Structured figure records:
___

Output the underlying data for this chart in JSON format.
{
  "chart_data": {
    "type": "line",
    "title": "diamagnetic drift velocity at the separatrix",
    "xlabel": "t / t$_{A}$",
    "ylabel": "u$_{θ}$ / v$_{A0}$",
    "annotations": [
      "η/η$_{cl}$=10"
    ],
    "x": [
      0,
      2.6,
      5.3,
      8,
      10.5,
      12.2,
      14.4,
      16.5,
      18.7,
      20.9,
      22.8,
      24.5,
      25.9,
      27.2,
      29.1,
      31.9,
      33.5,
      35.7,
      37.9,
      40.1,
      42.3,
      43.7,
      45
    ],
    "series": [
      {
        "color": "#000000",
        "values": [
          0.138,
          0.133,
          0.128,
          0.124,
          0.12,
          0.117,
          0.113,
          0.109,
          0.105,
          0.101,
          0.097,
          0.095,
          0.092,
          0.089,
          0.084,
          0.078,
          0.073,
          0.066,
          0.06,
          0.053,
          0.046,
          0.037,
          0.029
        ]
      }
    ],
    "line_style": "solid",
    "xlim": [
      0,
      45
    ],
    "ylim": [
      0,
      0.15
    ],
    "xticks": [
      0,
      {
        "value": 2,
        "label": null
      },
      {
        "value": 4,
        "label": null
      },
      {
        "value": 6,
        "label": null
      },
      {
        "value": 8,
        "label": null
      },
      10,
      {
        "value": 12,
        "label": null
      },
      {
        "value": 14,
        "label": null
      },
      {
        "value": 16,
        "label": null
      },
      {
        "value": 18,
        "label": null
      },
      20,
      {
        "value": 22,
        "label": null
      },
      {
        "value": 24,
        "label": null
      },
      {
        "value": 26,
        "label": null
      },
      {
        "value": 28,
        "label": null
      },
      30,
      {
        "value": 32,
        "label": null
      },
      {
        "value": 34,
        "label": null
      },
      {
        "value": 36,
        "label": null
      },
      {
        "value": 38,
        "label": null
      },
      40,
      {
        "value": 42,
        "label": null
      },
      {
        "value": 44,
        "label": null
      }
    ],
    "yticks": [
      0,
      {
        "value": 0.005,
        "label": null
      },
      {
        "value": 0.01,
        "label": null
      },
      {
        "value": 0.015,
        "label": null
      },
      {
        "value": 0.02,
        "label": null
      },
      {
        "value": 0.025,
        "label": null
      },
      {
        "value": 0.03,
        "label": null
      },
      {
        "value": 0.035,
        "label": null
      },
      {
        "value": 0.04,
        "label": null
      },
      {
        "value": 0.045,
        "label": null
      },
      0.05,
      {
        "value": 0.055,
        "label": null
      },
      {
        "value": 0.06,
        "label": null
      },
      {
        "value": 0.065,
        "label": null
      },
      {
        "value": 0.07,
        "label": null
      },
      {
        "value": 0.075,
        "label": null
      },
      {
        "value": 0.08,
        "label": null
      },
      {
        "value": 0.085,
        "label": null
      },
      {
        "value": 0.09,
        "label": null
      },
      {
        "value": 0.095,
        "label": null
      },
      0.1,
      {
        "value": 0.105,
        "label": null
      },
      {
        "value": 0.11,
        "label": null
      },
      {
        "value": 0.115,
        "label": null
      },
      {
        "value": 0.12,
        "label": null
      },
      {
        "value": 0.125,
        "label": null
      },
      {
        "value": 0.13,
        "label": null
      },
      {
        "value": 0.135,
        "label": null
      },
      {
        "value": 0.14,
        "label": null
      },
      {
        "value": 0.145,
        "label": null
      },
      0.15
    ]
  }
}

___

Written instruction: Every line of the records above needs to be given again exactly.

Written reply:
Output the underlying data for this chart in JSON format.
{
  "chart_data": {
    "type": "line",
    "title": "diamagnetic drift velocity at the separatrix",
    "xlabel": "t / t$_{A}$",
    "ylabel": "u$_{θ}$ / v$_{A0}$",
    "annotations": [
      "η/η$_{cl}$=10"
    ],
    "x": [
      0,
      2.6,
      5.3,
      8,
      10.5,
      12.2,
      14.4,
      16.5,
      18.7,
      20.9,
      22.8,
      24.5,
      25.9,
      27.2,
      29.1,
      31.9,
      33.5,
      35.7,
      37.9,
      40.1,
      42.3,
      43.7,
      45
    ],
    "series": [
      {
        "color": "#000000",
        "values": [
          0.138,
          0.133,
          0.128,
          0.124,
          0.12,
          0.117,
          0.113,
          0.109,
          0.105,
          0.101,
          0.097,
          0.095,
          0.092,
          0.089,
          0.084,
          0.078,
          0.073,
          0.066,
          0.06,
          0.053,
          0.046,
          0.037,
          0.029
        ]
      }
    ],
    "line_style": "solid",
    "xlim": [
      0,
      45
    ],
    "ylim": [
      0,
      0.15
    ],
    "xticks": [
      0,
      {
        "value": 2,
        "label": null
      },
      {
        "value": 4,
        "label": null
      },
      {
        "value": 6,
        "label": null
      },
      {
        "value": 8,
        "label": null
      },
      10,
      {
        "value": 12,
        "label": null
      },
      {
        "value": 14,
        "label": null
      },
      {
        "value": 16,
        "label": null
      },
      {
        "value": 18,
        "label": null
      },
      20,
      {
        "value": 22,
        "label": null
      },
      {
        "value": 24,
        "label": null
      },
      {
        "value": 26,
        "label": null
      },
      {
        "value": 28,
        "label": null
      },
      30,
      {
        "value": 32,
        "label": null
      },
      {
        "value": 34,
        "label": null
      },
      {
        "value": 36,
        "label": null
      },
      {
        "value": 38,
        "label": null
      },
      40,
      {
        "value": 42,
        "label": null
      },
      {
        "value": 44,
        "label": null
      }
    ],
    "yticks": [
      0,
      {
        "value": 0.005,
        "label": null
      },
      {
        "value": 0.01,
        "label": null
      },
      {
        "value": 0.015,
        "label": null
      },
      {
        "value": 0.02,
        "label": null
      },
      {
        "value": 0.025,
        "label": null
      },
      {
        "value": 0.03,
        "label": null
      },
      {
        "value": 0.035,
        "label": null
      },
      {
        "value": 0.04,
        "label": null
      },
      {
        "value": 0.045,
        "label": null
      },
      0.05,
      {
        "value": 0.055,
        "label": null
      },
      {
        "value": 0.06,
        "label": null
      },
      {
        "value": 0.065,
        "label": null
      },
      {
        "value": 0.07,
        "label": null
      },
      {
        "value": 0.075,
        "label": null
      },
      {
        "value": 0.08,
        "label": null
      },
      {
        "value": 0.085,
        "label": null
      },
      {
        "value": 0.09,
        "label": null
      },
      {
        "value": 0.095,
        "label": null
      },
      0.1,
      {
        "value": 0.105,
        "label": null
      },
      {
        "value": 0.11,
        "label": null
      },
      {
        "value": 0.115,
        "label": null
      },
      {
        "value": 0.12,
        "label": null
      },
      {
        "value": 0.125,
        "label": null
      },
      {
        "value": 0.13,
        "label": null
      },
      {
        "value": 0.135,
        "label": null
      },
      {
        "value": 0.14,
        "label": null
      },
      {
        "value": 0.145,
        "label": null
      },
      0.15
    ]
  }
}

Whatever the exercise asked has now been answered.